PROBLEM REQUIREMENTS — Copy each line of the listing below exactly.

RECORDS PROVIDED —
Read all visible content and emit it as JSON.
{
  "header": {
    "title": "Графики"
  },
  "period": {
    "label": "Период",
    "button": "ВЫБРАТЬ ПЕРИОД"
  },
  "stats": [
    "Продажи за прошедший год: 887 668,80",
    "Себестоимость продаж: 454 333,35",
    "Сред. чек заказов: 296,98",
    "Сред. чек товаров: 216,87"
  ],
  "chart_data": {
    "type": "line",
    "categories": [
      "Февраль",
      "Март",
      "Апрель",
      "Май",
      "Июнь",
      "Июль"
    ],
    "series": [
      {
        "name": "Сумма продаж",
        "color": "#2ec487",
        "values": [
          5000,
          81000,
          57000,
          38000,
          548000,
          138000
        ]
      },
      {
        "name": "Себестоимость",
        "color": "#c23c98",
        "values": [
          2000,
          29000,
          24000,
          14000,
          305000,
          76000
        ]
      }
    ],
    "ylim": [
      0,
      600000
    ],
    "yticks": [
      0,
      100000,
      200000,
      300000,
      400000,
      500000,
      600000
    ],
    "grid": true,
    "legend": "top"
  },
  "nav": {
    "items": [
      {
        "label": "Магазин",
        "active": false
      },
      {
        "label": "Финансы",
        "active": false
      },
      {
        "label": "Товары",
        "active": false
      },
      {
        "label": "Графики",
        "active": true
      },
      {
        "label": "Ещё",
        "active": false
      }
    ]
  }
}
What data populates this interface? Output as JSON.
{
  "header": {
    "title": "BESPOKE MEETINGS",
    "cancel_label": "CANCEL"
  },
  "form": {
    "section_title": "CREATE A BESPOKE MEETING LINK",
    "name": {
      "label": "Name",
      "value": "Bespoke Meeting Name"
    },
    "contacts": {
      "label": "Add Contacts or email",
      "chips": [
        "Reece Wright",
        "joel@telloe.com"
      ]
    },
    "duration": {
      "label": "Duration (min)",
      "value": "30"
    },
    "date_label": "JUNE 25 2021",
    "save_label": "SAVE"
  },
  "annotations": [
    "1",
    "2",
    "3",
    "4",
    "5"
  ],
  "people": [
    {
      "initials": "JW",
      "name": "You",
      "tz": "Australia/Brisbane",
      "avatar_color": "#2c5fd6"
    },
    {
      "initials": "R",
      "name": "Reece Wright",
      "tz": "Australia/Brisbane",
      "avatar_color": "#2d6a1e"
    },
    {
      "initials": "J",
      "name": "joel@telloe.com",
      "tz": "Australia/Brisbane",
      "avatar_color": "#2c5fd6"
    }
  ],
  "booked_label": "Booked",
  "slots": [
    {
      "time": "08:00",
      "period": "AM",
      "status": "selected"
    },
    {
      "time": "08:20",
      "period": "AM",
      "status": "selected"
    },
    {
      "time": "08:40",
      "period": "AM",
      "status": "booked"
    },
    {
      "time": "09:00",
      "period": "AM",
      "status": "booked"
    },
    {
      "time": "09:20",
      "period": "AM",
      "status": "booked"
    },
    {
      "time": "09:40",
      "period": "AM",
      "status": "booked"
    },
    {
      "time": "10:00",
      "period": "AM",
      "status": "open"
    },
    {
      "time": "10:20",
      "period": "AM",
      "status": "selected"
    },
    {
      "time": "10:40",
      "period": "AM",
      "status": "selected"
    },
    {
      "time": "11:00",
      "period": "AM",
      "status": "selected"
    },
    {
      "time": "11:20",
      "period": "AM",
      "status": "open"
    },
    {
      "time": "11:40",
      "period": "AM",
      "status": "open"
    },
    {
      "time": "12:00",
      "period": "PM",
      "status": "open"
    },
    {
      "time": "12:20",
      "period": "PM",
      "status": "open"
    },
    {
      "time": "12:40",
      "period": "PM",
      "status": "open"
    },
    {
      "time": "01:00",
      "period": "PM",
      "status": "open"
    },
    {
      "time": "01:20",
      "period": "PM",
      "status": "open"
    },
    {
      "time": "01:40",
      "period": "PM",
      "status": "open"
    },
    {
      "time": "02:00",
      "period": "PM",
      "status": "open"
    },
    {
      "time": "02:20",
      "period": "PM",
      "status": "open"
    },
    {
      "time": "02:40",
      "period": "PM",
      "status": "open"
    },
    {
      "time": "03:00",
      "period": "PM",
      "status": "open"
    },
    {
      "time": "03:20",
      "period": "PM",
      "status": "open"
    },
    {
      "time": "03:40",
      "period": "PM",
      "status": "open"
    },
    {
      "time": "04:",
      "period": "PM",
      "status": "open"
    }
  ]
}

ANSWER FOR THIS EXERCISE —
Read all visible content and emit it as JSON.
{
  "header": {
    "title": "Графики"
  },
  "period": {
    "label": "Период",
    "button": "ВЫБРАТЬ ПЕРИОД"
  },
  "stats": [
    "Продажи за прошедший год: 887 668,80",
    "Себестоимость продаж: 454 333,35",
    "Сред. чек заказов: 296,98",
    "Сред. чек товаров: 216,87"
  ],
  "chart_data": {
    "type": "line",
    "categories": [
      "Февраль",
      "Март",
      "Апрель",
      "Май",
      "Июнь",
      "Июль"
    ],
    "series": [
      {
        "name": "Сумма продаж",
        "color": "#2ec487",
        "values": [
          5000,
          81000,
          57000,
          38000,
          548000,
          138000
        ]
      },
      {
        "name": "Себестоимость",
        "color": "#c23c98",
        "values": [
          2000,
          29000,
          24000,
          14000,
          305000,
          76000
        ]
      }
    ],
    "ylim": [
      0,
      600000
    ],
    "yticks": [
      0,
      100000,
      200000,
      300000,
      400000,
      500000,
      600000
    ],
    "grid": true,
    "legend": "top"
  },
  "nav": {
    "items": [
      {
        "label": "Магазин",
        "active": false
      },
      {
        "label": "Финансы",
        "active": false
      },
      {
        "label": "Товары",
        "active": false
      },
      {
        "label": "Графики",
        "active": true
      },
      {
        "label": "Ещё",
        "active": false
      }
    ]
  }
}
What data populates this interface? Output as JSON.
{
  "header": {
    "title": "BESPOKE MEETINGS",
    "cancel_label": "CANCEL"
  },
  "form": {
    "section_title": "CREATE A BESPOKE MEETING LINK",
    "name": {
      "label": "Name",
      "value": "Bespoke Meeting Name"
    },
    "contacts": {
      "label": "Add Contacts or email",
      "chips": [
        "Reece Wright",
        "joel@telloe.com"
      ]
    },
    "duration": {
      "label": "Duration (min)",
      "value": "30"
    },
    "date_label": "JUNE 25 2021",
    "save_label": "SAVE"
  },
  "annotations": [
    "1",
    "2",
    "3",
    "4",
    "5"
  ],
  "people": [
    {
      "initials": "JW",
      "name": "You",
      "tz": "Australia/Brisbane",
      "avatar_color": "#2c5fd6"
    },
    {
      "initials": "R",
      "name": "Reece Wright",
      "tz": "Australia/Brisbane",
      "avatar_color": "#2d6a1e"
    },
    {
      "initials": "J",
      "name": "joel@telloe.com",
      "tz": "Australia/Brisbane",
      "avatar_color": "#2c5fd6"
    }
  ],
  "booked_label": "Booked",
  "slots": [
    {
      "time": "08:00",
      "period": "AM",
      "status": "selected"
    },
    {
      "time": "08:20",
      "period": "AM",
      "status": "selected"
    },
    {
      "time": "08:40",
      "period": "AM",
      "status": "booked"
    },
    {
      "time": "09:00",
      "period": "AM",
      "status": "booked"
    },
    {
      "time": "09:20",
      "period": "AM",
      "status": "booked"
    },
    {
      "time": "09:40",
      "period": "AM",
      "status": "booked"
    },
    {
      "time": "10:00",
      "period": "AM",
      "status": "open"
    },
    {
      "time": "10:20",
      "period": "AM",
      "status": "selected"
    },
    {
      "time": "10:40",
      "period": "AM",
      "status": "selected"
    },
    {
      "time": "11:00",
      "period": "AM",
      "status": "selected"
    },
    {
      "time": "11:20",
      "period": "AM",
      "status": "open"
    },
    {
      "time": "11:40",
      "period": "AM",
      "status": "open"
    },
    {
      "time": "12:00",
      "period": "PM",
      "status": "open"
    },
    {
      "time": "12:20",
      "period": "PM",
      "status": "open"
    },
    {
      "time": "12:40",
      "period": "PM",
      "status": "open"
    },
    {
      "time": "01:00",
      "period": "PM",
      "status": "open"
    },
    {
      "time": "01:20",
      "period": "PM",
      "status": "open"
    },
    {
      "time": "01:40",
      "period": "PM",
      "status": "open"
    },
    {
      "time": "02:00",
      "period": "PM",
      "status": "open"
    },
    {
      "time": "02:20",
      "period": "PM",
      "status": "open"
    },
    {
      "time": "02:40",
      "period": "PM",
      "status": "open"
    },
    {
      "time": "03:00",
      "period": "PM",
      "status": "open"
    },
    {
      "time": "03:20",
      "period": "PM",
      "status": "open"
    },
    {
      "time": "03:40",
      "period": "PM",
      "status": "open"
    },
    {
      "time": "04:",
      "period": "PM",
      "status": "open"
    }
  ]
}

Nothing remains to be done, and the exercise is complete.